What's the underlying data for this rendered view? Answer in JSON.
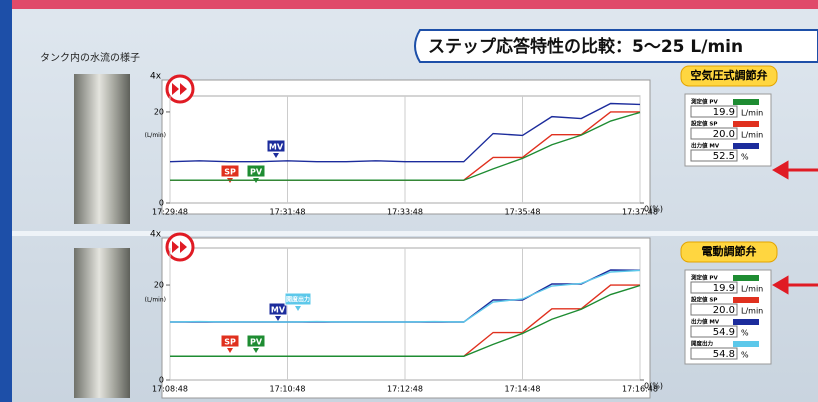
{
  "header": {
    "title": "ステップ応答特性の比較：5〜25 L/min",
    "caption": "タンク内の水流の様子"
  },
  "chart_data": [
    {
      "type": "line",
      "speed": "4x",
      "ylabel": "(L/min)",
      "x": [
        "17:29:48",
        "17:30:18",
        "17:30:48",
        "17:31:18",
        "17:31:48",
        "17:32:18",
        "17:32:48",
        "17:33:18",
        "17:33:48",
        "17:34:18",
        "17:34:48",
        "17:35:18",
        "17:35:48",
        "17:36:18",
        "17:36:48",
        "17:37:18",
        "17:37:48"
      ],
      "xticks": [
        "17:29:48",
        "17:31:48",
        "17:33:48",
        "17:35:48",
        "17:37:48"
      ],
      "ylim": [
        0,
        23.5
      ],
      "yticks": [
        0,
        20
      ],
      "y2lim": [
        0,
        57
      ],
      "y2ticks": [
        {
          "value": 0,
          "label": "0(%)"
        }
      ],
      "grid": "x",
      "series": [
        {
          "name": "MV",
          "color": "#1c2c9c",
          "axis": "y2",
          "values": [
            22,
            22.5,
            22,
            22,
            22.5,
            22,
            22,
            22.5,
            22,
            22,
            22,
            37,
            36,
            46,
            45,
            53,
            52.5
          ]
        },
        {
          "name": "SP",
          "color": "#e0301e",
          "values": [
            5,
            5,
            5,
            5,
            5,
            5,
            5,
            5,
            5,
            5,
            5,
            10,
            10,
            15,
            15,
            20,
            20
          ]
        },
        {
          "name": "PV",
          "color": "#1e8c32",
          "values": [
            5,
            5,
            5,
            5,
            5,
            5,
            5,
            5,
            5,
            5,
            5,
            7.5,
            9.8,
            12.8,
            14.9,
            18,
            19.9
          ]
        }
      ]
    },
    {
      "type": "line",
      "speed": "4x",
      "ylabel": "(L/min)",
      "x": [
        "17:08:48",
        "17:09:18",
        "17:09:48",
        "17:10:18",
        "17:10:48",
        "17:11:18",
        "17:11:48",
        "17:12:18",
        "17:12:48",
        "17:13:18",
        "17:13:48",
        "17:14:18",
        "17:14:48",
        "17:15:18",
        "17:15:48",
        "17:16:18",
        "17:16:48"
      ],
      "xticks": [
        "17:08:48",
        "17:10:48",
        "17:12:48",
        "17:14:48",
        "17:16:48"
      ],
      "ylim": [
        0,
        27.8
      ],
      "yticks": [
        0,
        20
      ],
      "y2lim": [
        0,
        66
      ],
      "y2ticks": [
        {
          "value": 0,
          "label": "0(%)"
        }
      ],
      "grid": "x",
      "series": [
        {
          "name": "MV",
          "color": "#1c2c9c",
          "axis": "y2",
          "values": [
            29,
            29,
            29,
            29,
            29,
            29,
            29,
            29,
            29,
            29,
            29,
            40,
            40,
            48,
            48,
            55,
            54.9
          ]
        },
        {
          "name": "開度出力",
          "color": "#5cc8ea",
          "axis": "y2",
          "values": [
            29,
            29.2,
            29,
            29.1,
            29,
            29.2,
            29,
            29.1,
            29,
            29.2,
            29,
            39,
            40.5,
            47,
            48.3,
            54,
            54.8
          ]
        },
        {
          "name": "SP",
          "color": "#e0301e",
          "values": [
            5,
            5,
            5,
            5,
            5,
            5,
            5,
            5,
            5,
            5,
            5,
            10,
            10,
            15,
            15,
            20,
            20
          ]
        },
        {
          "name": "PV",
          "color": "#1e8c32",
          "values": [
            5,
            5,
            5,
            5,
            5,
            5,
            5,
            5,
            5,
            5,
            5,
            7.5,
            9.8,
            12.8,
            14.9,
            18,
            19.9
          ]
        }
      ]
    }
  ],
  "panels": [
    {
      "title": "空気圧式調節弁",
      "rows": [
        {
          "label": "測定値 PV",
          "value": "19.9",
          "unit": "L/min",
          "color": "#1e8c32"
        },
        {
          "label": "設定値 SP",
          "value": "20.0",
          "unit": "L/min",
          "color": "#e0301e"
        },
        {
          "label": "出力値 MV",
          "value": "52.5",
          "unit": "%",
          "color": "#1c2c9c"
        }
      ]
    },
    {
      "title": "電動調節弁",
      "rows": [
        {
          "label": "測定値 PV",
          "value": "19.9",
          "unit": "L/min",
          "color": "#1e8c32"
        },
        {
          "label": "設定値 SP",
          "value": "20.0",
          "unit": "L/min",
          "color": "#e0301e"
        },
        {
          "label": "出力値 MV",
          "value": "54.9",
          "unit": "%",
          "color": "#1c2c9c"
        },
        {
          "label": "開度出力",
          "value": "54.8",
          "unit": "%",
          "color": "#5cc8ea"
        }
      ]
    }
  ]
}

==================================================

▶ [Exercise aim]:
Repeat each entry precisely as it appears. Leave the pictures out.

▶ [Solution]:
What's the underlying data for this rendered view? Answer in JSON.
{
  "header": {
    "title": "ステップ応答特性の比較：5〜25 L/min",
    "caption": "タンク内の水流の様子"
  },
  "chart_data": [
    {
      "type": "line",
      "speed": "4x",
      "ylabel": "(L/min)",
      "x": [
        "17:29:48",
        "17:30:18",
        "17:30:48",
        "17:31:18",
        "17:31:48",
        "17:32:18",
        "17:32:48",
        "17:33:18",
        "17:33:48",
        "17:34:18",
        "17:34:48",
        "17:35:18",
        "17:35:48",
        "17:36:18",
        "17:36:48",
        "17:37:18",
        "17:37:48"
      ],
      "xticks": [
        "17:29:48",
        "17:31:48",
        "17:33:48",
        "17:35:48",
        "17:37:48"
      ],
      "ylim": [
        0,
        23.5
      ],
      "yticks": [
        0,
        20
      ],
      "y2lim": [
        0,
        57
      ],
      "y2ticks": [
        {
          "value": 0,
          "label": "0(%)"
        }
      ],
      "grid": "x",
      "series": [
        {
          "name": "MV",
          "color": "#1c2c9c",
          "axis": "y2",
          "values": [
            22,
            22.5,
            22,
            22,
            22.5,
            22,
            22,
            22.5,
            22,
            22,
            22,
            37,
            36,
            46,
            45,
            53,
            52.5
          ]
        },
        {
          "name": "SP",
          "color": "#e0301e",
          "values": [
            5,
            5,
            5,
            5,
            5,
            5,
            5,
            5,
            5,
            5,
            5,
            10,
            10,
            15,
            15,
            20,
            20
          ]
        },
        {
          "name": "PV",
          "color": "#1e8c32",
          "values": [
            5,
            5,
            5,
            5,
            5,
            5,
            5,
            5,
            5,
            5,
            5,
            7.5,
            9.8,
            12.8,
            14.9,
            18,
            19.9
          ]
        }
      ]
    },
    {
      "type": "line",
      "speed": "4x",
      "ylabel": "(L/min)",
      "x": [
        "17:08:48",
        "17:09:18",
        "17:09:48",
        "17:10:18",
        "17:10:48",
        "17:11:18",
        "17:11:48",
        "17:12:18",
        "17:12:48",
        "17:13:18",
        "17:13:48",
        "17:14:18",
        "17:14:48",
        "17:15:18",
        "17:15:48",
        "17:16:18",
        "17:16:48"
      ],
      "xticks": [
        "17:08:48",
        "17:10:48",
        "17:12:48",
        "17:14:48",
        "17:16:48"
      ],
      "ylim": [
        0,
        27.8
      ],
      "yticks": [
        0,
        20
      ],
      "y2lim": [
        0,
        66
      ],
      "y2ticks": [
        {
          "value": 0,
          "label": "0(%)"
        }
      ],
      "grid": "x",
      "series": [
        {
          "name": "MV",
          "color": "#1c2c9c",
          "axis": "y2",
          "values": [
            29,
            29,
            29,
            29,
            29,
            29,
            29,
            29,
            29,
            29,
            29,
            40,
            40,
            48,
            48,
            55,
            54.9
          ]
        },
        {
          "name": "開度出力",
          "color": "#5cc8ea",
          "axis": "y2",
          "values": [
            29,
            29.2,
            29,
            29.1,
            29,
            29.2,
            29,
            29.1,
            29,
            29.2,
            29,
            39,
            40.5,
            47,
            48.3,
            54,
            54.8
          ]
        },
        {
          "name": "SP",
          "color": "#e0301e",
          "values": [
            5,
            5,
            5,
            5,
            5,
            5,
            5,
            5,
            5,
            5,
            5,
            10,
            10,
            15,
            15,
            20,
            20
          ]
        },
        {
          "name": "PV",
          "color": "#1e8c32",
          "values": [
            5,
            5,
            5,
            5,
            5,
            5,
            5,
            5,
            5,
            5,
            5,
            7.5,
            9.8,
            12.8,
            14.9,
            18,
            19.9
          ]
        }
      ]
    }
  ],
  "panels": [
    {
      "title": "空気圧式調節弁",
      "rows": [
        {
          "label": "測定値 PV",
          "value": "19.9",
          "unit": "L/min",
          "color": "#1e8c32"
        },
        {
          "label": "設定値 SP",
          "value": "20.0",
          "unit": "L/min",
          "color": "#e0301e"
        },
        {
          "label": "出力値 MV",
          "value": "52.5",
          "unit": "%",
          "color": "#1c2c9c"
        }
      ]
    },
    {
      "title": "電動調節弁",
      "rows": [
        {
          "label": "測定値 PV",
          "value": "19.9",
          "unit": "L/min",
          "color": "#1e8c32"
        },
        {
          "label": "設定値 SP",
          "value": "20.0",
          "unit": "L/min",
          "color": "#e0301e"
        },
        {
          "label": "出力値 MV",
          "value": "54.9",
          "unit": "%",
          "color": "#1c2c9c"
        },
        {
          "label": "開度出力",
          "value": "54.8",
          "unit": "%",
          "color": "#5cc8ea"
        }
      ]
    }
  ]
}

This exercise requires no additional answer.